■ Goal of the exercise ■
Establish how many lines in the material include the string "headline" and report it as a lone number.

■ Provided material ■
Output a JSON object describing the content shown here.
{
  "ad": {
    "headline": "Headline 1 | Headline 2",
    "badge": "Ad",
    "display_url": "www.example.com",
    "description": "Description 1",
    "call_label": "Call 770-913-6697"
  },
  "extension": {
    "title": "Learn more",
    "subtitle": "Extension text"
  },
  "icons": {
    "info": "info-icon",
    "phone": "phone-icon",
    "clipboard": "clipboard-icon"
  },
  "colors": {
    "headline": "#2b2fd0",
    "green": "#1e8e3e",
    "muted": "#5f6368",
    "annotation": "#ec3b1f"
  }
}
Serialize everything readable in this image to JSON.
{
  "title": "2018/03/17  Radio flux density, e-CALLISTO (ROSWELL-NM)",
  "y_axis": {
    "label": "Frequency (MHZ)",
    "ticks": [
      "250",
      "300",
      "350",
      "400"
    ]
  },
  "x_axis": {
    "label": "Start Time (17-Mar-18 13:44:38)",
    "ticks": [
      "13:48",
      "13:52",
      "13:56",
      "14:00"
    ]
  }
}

■ Final result ■
2